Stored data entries
------

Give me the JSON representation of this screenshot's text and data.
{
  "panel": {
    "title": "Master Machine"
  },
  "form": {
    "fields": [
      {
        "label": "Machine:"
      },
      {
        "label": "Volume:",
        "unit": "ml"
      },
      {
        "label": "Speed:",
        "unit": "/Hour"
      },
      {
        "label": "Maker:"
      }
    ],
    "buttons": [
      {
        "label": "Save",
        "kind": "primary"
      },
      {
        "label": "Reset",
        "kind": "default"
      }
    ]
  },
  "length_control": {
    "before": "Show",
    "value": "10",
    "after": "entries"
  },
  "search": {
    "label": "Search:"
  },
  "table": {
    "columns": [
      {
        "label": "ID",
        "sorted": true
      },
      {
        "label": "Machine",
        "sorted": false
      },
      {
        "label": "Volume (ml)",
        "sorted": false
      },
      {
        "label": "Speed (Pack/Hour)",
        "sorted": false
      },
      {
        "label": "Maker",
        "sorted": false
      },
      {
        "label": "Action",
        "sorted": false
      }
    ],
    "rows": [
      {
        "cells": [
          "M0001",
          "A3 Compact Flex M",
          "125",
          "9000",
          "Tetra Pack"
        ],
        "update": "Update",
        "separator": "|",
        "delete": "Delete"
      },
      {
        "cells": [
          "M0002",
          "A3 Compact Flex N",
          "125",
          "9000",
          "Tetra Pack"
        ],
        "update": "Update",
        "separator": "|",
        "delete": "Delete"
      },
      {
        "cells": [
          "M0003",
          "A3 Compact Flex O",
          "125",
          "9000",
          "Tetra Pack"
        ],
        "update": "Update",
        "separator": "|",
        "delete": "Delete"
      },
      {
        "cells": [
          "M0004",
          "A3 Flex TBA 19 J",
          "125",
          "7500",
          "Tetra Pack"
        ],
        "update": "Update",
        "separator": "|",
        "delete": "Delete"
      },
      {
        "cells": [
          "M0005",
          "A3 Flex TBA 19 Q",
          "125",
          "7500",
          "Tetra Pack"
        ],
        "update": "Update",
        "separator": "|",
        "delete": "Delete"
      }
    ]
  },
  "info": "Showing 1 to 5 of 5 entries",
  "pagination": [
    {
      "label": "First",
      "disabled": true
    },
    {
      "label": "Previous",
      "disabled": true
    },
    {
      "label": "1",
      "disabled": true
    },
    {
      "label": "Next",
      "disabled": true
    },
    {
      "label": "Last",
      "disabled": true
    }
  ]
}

------

Extract all of the data exactly as written.

Full answer:
Give me the JSON representation of this screenshot's text and data.
{
  "panel": {
    "title": "Master Machine"
  },
  "form": {
    "fields": [
      {
        "label": "Machine:"
      },
      {
        "label": "Volume:",
        "unit": "ml"
      },
      {
        "label": "Speed:",
        "unit": "/Hour"
      },
      {
        "label": "Maker:"
      }
    ],
    "buttons": [
      {
        "label": "Save",
        "kind": "primary"
      },
      {
        "label": "Reset",
        "kind": "default"
      }
    ]
  },
  "length_control": {
    "before": "Show",
    "value": "10",
    "after": "entries"
  },
  "search": {
    "label": "Search:"
  },
  "table": {
    "columns": [
      {
        "label": "ID",
        "sorted": true
      },
      {
        "label": "Machine",
        "sorted": false
      },
      {
        "label": "Volume (ml)",
        "sorted": false
      },
      {
        "label": "Speed (Pack/Hour)",
        "sorted": false
      },
      {
        "label": "Maker",
        "sorted": false
      },
      {
        "label": "Action",
        "sorted": false
      }
    ],
    "rows": [
      {
        "cells": [
          "M0001",
          "A3 Compact Flex M",
          "125",
          "9000",
          "Tetra Pack"
        ],
        "update": "Update",
        "separator": "|",
        "delete": "Delete"
      },
      {
        "cells": [
          "M0002",
          "A3 Compact Flex N",
          "125",
          "9000",
          "Tetra Pack"
        ],
        "update": "Update",
        "separator": "|",
        "delete": "Delete"
      },
      {
        "cells": [
          "M0003",
          "A3 Compact Flex O",
          "125",
          "9000",
          "Tetra Pack"
        ],
        "update": "Update",
        "separator": "|",
        "delete": "Delete"
      },
      {
        "cells": [
          "M0004",
          "A3 Flex TBA 19 J",
          "125",
          "7500",
          "Tetra Pack"
        ],
        "update": "Update",
        "separator": "|",
        "delete": "Delete"
      },
      {
        "cells": [
          "M0005",
          "A3 Flex TBA 19 Q",
          "125",
          "7500",
          "Tetra Pack"
        ],
        "update": "Update",
        "separator": "|",
        "delete": "Delete"
      }
    ]
  },
  "info": "Showing 1 to 5 of 5 entries",
  "pagination": [
    {
      "label": "First",
      "disabled": true
    },
    {
      "label": "Previous",
      "disabled": true
    },
    {
      "label": "1",
      "disabled": true
    },
    {
      "label": "Next",
      "disabled": true
    },
    {
      "label": "Last",
      "disabled": true
    }
  ]
}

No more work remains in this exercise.